Each line of the listing that contains the word "total" is to be copied.

**RECORDS PROVIDED:**

○ ○ ○

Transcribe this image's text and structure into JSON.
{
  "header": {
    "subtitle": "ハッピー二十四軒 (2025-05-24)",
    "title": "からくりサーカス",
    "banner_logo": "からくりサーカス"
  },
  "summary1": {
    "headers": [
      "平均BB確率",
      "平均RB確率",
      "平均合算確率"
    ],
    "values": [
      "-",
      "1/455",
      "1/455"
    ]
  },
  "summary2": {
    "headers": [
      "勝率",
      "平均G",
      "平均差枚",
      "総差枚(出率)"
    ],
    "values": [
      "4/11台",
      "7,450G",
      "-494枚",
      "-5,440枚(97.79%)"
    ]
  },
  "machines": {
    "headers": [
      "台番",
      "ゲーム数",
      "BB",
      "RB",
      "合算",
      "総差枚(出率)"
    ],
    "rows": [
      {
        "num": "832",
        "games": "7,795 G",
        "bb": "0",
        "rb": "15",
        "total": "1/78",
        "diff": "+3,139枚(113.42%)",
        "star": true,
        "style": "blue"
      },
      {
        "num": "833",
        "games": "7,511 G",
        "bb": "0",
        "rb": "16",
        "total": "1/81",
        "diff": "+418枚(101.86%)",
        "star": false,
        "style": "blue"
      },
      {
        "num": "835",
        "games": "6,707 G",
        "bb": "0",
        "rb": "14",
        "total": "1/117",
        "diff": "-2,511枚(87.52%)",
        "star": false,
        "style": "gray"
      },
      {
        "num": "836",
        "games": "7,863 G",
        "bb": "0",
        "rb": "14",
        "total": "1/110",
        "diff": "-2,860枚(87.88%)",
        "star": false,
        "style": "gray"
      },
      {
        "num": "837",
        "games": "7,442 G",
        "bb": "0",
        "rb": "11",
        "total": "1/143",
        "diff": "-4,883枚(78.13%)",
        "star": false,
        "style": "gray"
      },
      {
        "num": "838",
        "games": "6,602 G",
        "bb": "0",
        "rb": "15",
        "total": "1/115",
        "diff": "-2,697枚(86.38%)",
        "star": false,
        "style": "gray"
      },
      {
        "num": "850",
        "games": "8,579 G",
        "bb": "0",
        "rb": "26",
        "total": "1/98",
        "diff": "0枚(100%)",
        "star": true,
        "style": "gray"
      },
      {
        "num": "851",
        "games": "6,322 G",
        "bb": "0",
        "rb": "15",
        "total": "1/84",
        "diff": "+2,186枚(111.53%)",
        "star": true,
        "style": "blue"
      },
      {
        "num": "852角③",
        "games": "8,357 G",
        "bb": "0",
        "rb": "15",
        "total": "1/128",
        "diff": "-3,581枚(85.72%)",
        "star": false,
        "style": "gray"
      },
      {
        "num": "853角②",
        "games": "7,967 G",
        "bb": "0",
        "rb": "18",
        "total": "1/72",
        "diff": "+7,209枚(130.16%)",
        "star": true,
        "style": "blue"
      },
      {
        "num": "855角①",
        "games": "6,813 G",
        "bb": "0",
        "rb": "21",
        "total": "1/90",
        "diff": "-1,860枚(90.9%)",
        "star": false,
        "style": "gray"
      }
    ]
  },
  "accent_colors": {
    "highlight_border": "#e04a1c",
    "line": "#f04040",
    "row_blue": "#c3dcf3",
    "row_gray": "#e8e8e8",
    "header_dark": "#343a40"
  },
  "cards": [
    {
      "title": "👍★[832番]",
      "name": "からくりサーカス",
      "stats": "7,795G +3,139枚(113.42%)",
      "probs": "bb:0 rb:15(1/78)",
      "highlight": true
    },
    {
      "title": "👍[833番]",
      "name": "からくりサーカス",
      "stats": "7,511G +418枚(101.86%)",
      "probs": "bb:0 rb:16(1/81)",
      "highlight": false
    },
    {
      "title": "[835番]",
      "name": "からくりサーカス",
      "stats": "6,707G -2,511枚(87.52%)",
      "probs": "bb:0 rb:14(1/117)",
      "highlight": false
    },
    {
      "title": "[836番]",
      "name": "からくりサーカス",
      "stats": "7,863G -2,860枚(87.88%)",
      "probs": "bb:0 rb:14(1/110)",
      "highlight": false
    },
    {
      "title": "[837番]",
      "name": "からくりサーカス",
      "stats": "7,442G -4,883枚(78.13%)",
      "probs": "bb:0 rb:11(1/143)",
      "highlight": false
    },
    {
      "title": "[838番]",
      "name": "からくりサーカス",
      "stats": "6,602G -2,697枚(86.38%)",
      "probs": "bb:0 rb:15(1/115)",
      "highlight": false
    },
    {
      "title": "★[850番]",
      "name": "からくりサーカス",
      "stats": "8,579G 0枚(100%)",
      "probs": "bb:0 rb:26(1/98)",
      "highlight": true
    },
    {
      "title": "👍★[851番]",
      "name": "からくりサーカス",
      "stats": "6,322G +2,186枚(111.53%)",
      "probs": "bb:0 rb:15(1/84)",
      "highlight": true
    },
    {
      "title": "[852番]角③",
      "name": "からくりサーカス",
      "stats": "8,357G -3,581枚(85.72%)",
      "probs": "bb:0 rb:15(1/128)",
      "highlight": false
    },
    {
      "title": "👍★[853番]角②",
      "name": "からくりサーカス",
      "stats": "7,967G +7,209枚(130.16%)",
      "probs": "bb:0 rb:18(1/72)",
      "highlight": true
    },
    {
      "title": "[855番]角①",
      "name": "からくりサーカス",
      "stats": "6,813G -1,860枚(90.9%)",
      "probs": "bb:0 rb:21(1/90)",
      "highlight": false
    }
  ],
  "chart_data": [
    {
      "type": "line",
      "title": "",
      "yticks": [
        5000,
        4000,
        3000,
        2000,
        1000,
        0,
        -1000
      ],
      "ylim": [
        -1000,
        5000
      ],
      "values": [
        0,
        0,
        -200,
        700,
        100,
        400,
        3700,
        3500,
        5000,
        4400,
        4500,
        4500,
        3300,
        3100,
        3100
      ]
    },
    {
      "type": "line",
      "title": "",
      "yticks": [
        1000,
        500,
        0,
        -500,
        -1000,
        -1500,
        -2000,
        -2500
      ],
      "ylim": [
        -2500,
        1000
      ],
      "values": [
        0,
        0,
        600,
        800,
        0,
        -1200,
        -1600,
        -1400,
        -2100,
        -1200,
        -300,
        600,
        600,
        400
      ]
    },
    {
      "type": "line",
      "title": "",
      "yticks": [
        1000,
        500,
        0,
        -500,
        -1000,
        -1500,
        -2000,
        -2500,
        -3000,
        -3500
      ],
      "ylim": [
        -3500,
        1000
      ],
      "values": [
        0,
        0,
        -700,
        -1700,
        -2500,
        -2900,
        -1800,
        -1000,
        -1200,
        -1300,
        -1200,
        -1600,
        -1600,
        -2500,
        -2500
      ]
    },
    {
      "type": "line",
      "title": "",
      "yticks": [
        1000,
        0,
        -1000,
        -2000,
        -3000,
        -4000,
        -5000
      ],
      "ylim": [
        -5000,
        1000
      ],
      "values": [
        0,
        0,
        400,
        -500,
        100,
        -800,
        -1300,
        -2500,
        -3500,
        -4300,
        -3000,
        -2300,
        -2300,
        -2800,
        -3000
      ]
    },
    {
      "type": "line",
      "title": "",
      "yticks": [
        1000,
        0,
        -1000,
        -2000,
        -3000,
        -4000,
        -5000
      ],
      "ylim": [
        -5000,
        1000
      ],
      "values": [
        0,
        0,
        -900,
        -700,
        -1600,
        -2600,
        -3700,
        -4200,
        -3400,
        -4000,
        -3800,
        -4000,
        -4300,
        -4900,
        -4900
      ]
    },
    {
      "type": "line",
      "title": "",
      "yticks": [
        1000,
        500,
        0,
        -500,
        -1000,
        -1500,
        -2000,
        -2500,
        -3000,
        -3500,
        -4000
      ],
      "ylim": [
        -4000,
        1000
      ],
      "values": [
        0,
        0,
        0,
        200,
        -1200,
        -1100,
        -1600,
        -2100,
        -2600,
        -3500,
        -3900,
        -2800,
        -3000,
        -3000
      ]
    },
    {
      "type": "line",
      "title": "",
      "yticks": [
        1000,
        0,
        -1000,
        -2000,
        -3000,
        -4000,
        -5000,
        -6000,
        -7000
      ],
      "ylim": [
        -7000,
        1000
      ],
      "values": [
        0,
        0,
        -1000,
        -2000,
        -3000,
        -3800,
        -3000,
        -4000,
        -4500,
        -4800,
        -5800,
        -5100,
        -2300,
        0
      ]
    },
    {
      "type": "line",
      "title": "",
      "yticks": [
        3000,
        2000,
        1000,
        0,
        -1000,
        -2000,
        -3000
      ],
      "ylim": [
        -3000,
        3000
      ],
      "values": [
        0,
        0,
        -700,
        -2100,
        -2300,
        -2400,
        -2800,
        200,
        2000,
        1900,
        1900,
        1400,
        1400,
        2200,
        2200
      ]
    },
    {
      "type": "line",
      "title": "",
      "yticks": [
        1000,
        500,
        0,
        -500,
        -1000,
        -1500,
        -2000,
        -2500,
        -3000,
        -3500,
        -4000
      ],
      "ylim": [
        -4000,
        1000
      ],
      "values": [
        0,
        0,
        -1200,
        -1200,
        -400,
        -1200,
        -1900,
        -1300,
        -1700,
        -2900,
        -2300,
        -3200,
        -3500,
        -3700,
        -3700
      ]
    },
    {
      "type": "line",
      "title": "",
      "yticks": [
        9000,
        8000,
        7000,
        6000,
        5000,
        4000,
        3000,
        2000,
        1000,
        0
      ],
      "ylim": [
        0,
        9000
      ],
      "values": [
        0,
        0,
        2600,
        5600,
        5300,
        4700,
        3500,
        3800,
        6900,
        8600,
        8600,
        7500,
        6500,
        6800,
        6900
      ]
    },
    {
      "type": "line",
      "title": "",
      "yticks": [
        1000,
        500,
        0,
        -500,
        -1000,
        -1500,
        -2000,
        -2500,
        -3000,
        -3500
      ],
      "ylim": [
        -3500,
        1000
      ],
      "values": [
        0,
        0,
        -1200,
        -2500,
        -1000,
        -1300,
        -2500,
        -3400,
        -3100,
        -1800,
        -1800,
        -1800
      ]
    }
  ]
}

○ ○ ○

**FINAL RESULT:**
        "total": "1/78",
        "total": "1/81",
        "total": "1/117",
        "total": "1/110",
        "total": "1/143",
        "total": "1/115",
        "total": "1/98",
        "total": "1/84",
        "total": "1/128",
        "total": "1/72",
        "total": "1/90",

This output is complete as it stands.